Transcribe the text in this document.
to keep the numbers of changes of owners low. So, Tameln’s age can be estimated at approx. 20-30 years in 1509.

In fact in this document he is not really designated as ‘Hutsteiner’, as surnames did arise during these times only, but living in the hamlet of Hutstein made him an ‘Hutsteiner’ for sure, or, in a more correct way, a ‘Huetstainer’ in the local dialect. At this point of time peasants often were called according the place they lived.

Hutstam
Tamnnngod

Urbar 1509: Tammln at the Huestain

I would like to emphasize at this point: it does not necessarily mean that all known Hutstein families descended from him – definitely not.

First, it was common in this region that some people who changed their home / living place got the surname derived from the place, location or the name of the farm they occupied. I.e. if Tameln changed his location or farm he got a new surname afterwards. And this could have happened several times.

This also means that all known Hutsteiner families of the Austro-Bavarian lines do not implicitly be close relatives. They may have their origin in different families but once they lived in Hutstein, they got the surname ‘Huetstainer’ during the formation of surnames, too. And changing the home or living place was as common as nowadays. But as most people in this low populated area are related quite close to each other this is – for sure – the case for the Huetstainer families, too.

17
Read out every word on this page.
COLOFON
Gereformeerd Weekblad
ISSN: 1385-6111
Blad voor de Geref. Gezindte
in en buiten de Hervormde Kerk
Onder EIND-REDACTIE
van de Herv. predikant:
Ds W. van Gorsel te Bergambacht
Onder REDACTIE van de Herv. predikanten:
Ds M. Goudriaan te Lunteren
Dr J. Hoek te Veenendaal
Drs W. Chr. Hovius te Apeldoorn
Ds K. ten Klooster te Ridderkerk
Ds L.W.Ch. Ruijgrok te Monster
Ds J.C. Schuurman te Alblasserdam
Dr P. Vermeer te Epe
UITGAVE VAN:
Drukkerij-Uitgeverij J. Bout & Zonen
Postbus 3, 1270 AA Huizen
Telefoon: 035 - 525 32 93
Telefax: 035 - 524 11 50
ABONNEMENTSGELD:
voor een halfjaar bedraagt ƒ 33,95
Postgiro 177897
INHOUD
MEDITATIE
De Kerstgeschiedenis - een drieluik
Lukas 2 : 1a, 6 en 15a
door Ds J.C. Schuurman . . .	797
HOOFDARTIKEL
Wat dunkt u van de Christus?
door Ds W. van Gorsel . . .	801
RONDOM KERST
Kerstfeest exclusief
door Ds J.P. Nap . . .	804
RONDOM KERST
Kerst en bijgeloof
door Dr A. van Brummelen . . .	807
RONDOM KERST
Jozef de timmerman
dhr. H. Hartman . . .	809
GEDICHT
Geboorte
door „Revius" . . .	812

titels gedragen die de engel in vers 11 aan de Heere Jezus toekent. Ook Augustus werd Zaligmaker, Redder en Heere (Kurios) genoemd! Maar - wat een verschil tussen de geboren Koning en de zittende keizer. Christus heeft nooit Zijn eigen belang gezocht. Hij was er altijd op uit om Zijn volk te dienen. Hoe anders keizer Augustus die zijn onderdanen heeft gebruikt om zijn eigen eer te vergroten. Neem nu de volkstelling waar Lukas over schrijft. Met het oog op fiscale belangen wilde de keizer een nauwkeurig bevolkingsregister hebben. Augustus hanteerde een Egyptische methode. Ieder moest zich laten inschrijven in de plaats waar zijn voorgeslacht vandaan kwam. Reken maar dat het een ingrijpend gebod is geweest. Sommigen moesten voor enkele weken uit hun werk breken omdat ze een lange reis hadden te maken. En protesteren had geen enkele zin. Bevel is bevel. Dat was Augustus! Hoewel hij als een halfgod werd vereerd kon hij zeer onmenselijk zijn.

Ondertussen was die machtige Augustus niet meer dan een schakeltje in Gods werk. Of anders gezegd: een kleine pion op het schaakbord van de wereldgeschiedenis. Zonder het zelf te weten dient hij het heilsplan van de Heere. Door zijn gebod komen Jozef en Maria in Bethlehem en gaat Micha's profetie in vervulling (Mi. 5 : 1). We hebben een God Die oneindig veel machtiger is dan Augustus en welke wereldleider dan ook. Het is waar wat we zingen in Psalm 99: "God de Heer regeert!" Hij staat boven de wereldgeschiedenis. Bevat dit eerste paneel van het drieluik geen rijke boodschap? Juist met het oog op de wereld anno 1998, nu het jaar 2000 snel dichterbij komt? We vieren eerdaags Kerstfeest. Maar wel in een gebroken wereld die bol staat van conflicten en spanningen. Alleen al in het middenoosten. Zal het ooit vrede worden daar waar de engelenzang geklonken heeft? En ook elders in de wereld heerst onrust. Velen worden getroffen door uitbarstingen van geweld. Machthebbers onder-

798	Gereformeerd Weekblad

SHORT EXERCISE
Return only the number of lines in the entries that contain the string "REDACTIE".

ANSWER TO THIS TASK
2